WHAT TO PRODUCE => Only the pictures are to be left out; set down the rest of the records exactly.
-- START OF SUPPLIED ENTRIES --
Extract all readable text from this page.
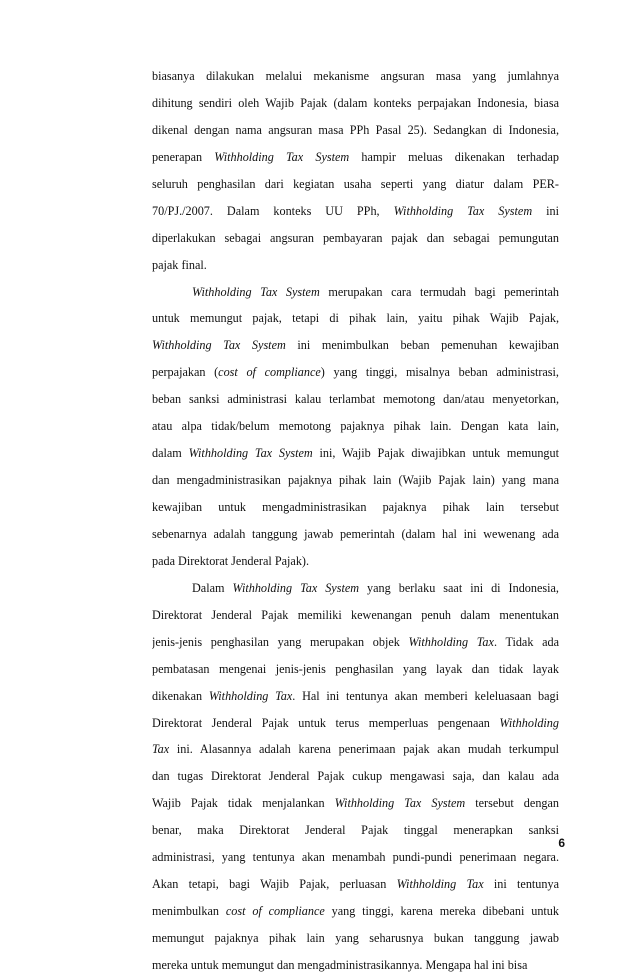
biasanya dilakukan melalui mekanisme angsuran masa yang jumlahnya
dihitung sendiri oleh Wajib Pajak (dalam konteks perpajakan Indonesia, biasa
dikenal dengan nama angsuran masa PPh Pasal 25). Sedangkan di Indonesia,
penerapan Withholding Tax System hampir meluas dikenakan terhadap
seluruh penghasilan dari kegiatan usaha seperti yang diatur dalam PER-
70/PJ./2007. Dalam konteks UU PPh, Withholding Tax System ini
diperlakukan sebagai angsuran pembayaran pajak dan sebagai pemungutan
pajak final.
Withholding Tax System merupakan cara termudah bagi pemerintah
untuk memungut pajak, tetapi di pihak lain, yaitu pihak Wajib Pajak,
Withholding Tax System ini menimbulkan beban pemenuhan kewajiban
perpajakan (cost of compliance) yang tinggi, misalnya beban administrasi,
beban sanksi administrasi kalau terlambat memotong dan/atau menyetorkan,
atau alpa tidak/belum memotong pajaknya pihak lain. Dengan kata lain,
dalam Withholding Tax System ini, Wajib Pajak diwajibkan untuk memungut
dan mengadministrasikan pajaknya pihak lain (Wajib Pajak lain) yang mana
kewajiban untuk mengadministrasikan pajaknya pihak lain tersebut
sebenarnya adalah tanggung jawab pemerintah (dalam hal ini wewenang ada
pada Direktorat Jenderal Pajak).
Dalam Withholding Tax System yang berlaku saat ini di Indonesia,
Direktorat Jenderal Pajak memiliki kewenangan penuh dalam menentukan
jenis-jenis penghasilan yang merupakan objek Withholding Tax. Tidak ada
pembatasan mengenai jenis-jenis penghasilan yang layak dan tidak layak
dikenakan Withholding Tax. Hal ini tentunya akan memberi keleluasaan bagi
Direktorat Jenderal Pajak untuk terus memperluas pengenaan Withholding
Tax ini. Alasannya adalah karena penerimaan pajak akan mudah terkumpul
dan tugas Direktorat Jenderal Pajak cukup mengawasi saja, dan kalau ada
Wajib Pajak tidak menjalankan Withholding Tax System tersebut dengan
benar, maka Direktorat Jenderal Pajak tinggal menerapkan sanksi
administrasi, yang tentunya akan menambah pundi-pundi penerimaan negara.
Akan tetapi, bagi Wajib Pajak, perluasan Withholding Tax ini tentunya
menimbulkan cost of compliance yang tinggi, karena mereka dibebani untuk
memungut pajaknya pihak lain yang seharusnya bukan tanggung jawab
mereka untuk memungut dan mengadministrasikannya. Mengapa hal ini bisa
6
-- END OF SUPPLIED ENTRIES --
COMPLETED EXERCISE =>
Extract all readable text from this page.
biasanya dilakukan melalui mekanisme angsuran masa yang jumlahnya
dihitung sendiri oleh Wajib Pajak (dalam konteks perpajakan Indonesia, biasa
dikenal dengan nama angsuran masa PPh Pasal 25). Sedangkan di Indonesia,
penerapan Withholding Tax System hampir meluas dikenakan terhadap
seluruh penghasilan dari kegiatan usaha seperti yang diatur dalam PER-
70/PJ./2007. Dalam konteks UU PPh, Withholding Tax System ini
diperlakukan sebagai angsuran pembayaran pajak dan sebagai pemungutan
pajak final.
Withholding Tax System merupakan cara termudah bagi pemerintah
untuk memungut pajak, tetapi di pihak lain, yaitu pihak Wajib Pajak,
Withholding Tax System ini menimbulkan beban pemenuhan kewajiban
perpajakan (cost of compliance) yang tinggi, misalnya beban administrasi,
beban sanksi administrasi kalau terlambat memotong dan/atau menyetorkan,
atau alpa tidak/belum memotong pajaknya pihak lain. Dengan kata lain,
dalam Withholding Tax System ini, Wajib Pajak diwajibkan untuk memungut
dan mengadministrasikan pajaknya pihak lain (Wajib Pajak lain) yang mana
kewajiban untuk mengadministrasikan pajaknya pihak lain tersebut
sebenarnya adalah tanggung jawab pemerintah (dalam hal ini wewenang ada
pada Direktorat Jenderal Pajak).
Dalam Withholding Tax System yang berlaku saat ini di Indonesia,
Direktorat Jenderal Pajak memiliki kewenangan penuh dalam menentukan
jenis-jenis penghasilan yang merupakan objek Withholding Tax. Tidak ada
pembatasan mengenai jenis-jenis penghasilan yang layak dan tidak layak
dikenakan Withholding Tax. Hal ini tentunya akan memberi keleluasaan bagi
Direktorat Jenderal Pajak untuk terus memperluas pengenaan Withholding
Tax ini. Alasannya adalah karena penerimaan pajak akan mudah terkumpul
dan tugas Direktorat Jenderal Pajak cukup mengawasi saja, dan kalau ada
Wajib Pajak tidak menjalankan Withholding Tax System tersebut dengan
benar, maka Direktorat Jenderal Pajak tinggal menerapkan sanksi
administrasi, yang tentunya akan menambah pundi-pundi penerimaan negara.
Akan tetapi, bagi Wajib Pajak, perluasan Withholding Tax ini tentunya
menimbulkan cost of compliance yang tinggi, karena mereka dibebani untuk
memungut pajaknya pihak lain yang seharusnya bukan tanggung jawab
mereka untuk memungut dan mengadministrasikannya. Mengapa hal ini bisa
6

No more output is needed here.